[What the exercise asks] Recast the material from the line with "x-tick-label: 70 (2291, 1465, 2317, 1492)" to the line with "diabetics-bar (1866, 1429, 1940, 1450)" as a Markdown table with the columns Row and Entry. Number each line and leave out any blank ones.

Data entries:
[BEGIN]

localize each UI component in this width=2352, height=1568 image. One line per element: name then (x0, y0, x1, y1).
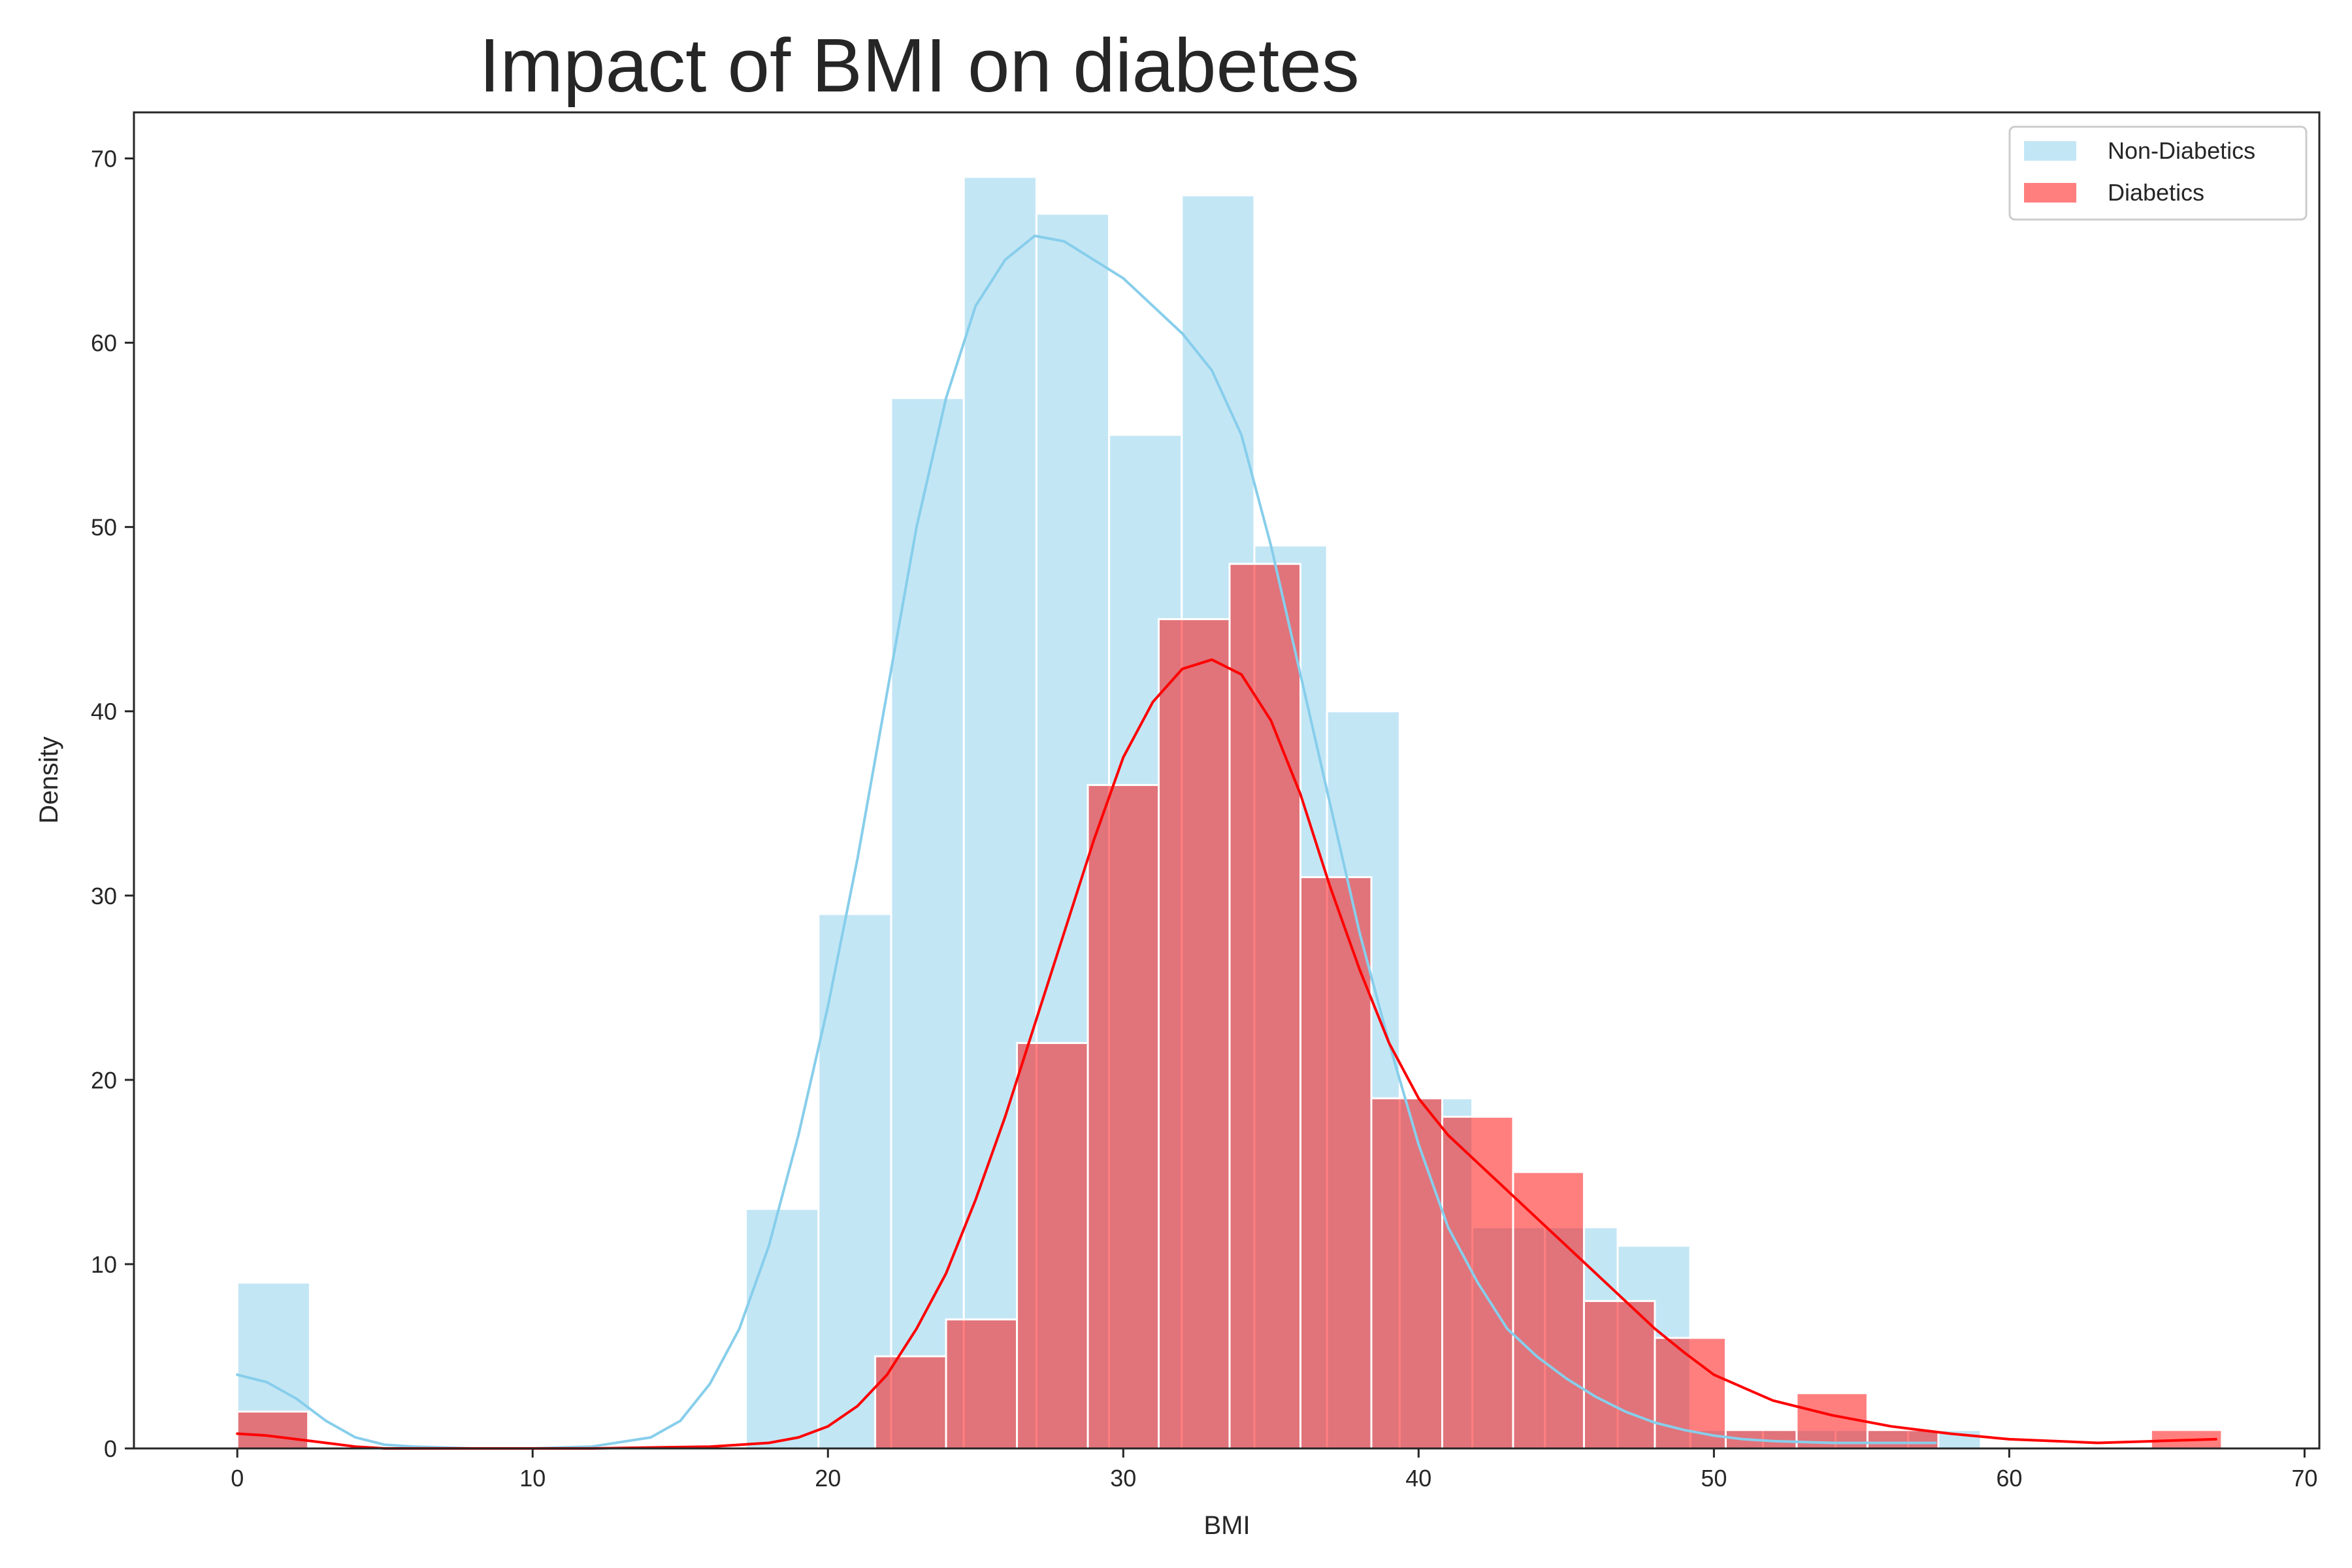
x-tick-label: 70 (2291, 1465, 2317, 1492)
diabetics-bar (1370, 1097, 1443, 1450)
y-tick-label: 30 (91, 883, 117, 909)
legend-label-non-diabetics: Non-Diabetics (2108, 137, 2255, 164)
diabetics-bar (945, 1318, 1019, 1450)
legend-swatch-diabetics (2024, 183, 2076, 203)
diabetics-bar (1158, 618, 1231, 1450)
legend-swatch-non-diabetics (2024, 141, 2076, 161)
diabetics-bar (1866, 1429, 1940, 1450)
legend-box (2008, 125, 2308, 221)
diabetics-bar (236, 1411, 310, 1450)
diabetics-bar (874, 1355, 947, 1450)
non-diabetics-bar (745, 1207, 820, 1450)
x-tick-label: 60 (1996, 1465, 2022, 1492)
x-axis-ticks: 0 10 20 30 40 50 60 70 (231, 1448, 2317, 1492)
y-axis-ticks: 0 10 20 30 40 50 60 70 (91, 146, 134, 1462)
y-tick-label: 0 (104, 1435, 117, 1462)
y-tick-label: 20 (91, 1067, 117, 1094)
legend: Non-Diabetics Diabetics (2008, 125, 2308, 221)
diabetics-bar (1299, 876, 1373, 1450)
y-tick-label: 70 (91, 146, 117, 172)
diabetics-bar (1228, 563, 1302, 1450)
y-tick-label: 50 (91, 514, 117, 541)
y-axis-label: Density (35, 736, 63, 823)
diabetics-kde-line (236, 658, 2217, 1450)
diabetics-bar (1086, 784, 1160, 1450)
x-tick-label: 20 (815, 1465, 841, 1492)
x-tick-label: 40 (1405, 1465, 1431, 1492)
x-tick-label: 30 (1110, 1465, 1136, 1492)
diabetics-bar (1512, 1171, 1585, 1450)
x-tick-label: 0 (231, 1465, 244, 1492)
legend-label-diabetics: Diabetics (2108, 179, 2204, 206)
diabetics-bar (1582, 1299, 1656, 1450)
plot-frame (133, 111, 2321, 1450)
x-tick-label: 50 (1701, 1465, 1727, 1492)
x-tick-label: 10 (519, 1465, 546, 1492)
y-tick-label: 40 (91, 698, 117, 725)
y-tick-label: 60 (91, 330, 117, 357)
chart-title: Impact of BMI on diabetes (479, 23, 1360, 108)
non-diabetics-bar (890, 397, 965, 1450)
diabetics-bar (1016, 1041, 1089, 1450)
x-axis-label: BMI (1203, 1511, 1250, 1540)
y-tick-label: 10 (91, 1251, 117, 1278)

[END]

[Written response]
| Row | Entry |
|---|---|
| 1 | x-tick-label: 70 (2291, 1465, 2317, 1492) |
| 2 | diabetics-bar (1370, 1097, 1443, 1450) |
| 3 | y-tick-label: 30 (91, 883, 117, 909) |
| 4 | legend-label-non-diabetics: Non-Diabetics (2108, 137, 2255, 164) |
| 5 | diabetics-bar (945, 1318, 1019, 1450) |
| 6 | legend-swatch-diabetics (2024, 183, 2076, 203) |
| 7 | diabetics-bar (1158, 618, 1231, 1450) |
| 8 | legend-swatch-non-diabetics (2024, 141, 2076, 161) |
| 9 | diabetics-bar (1866, 1429, 1940, 1450) |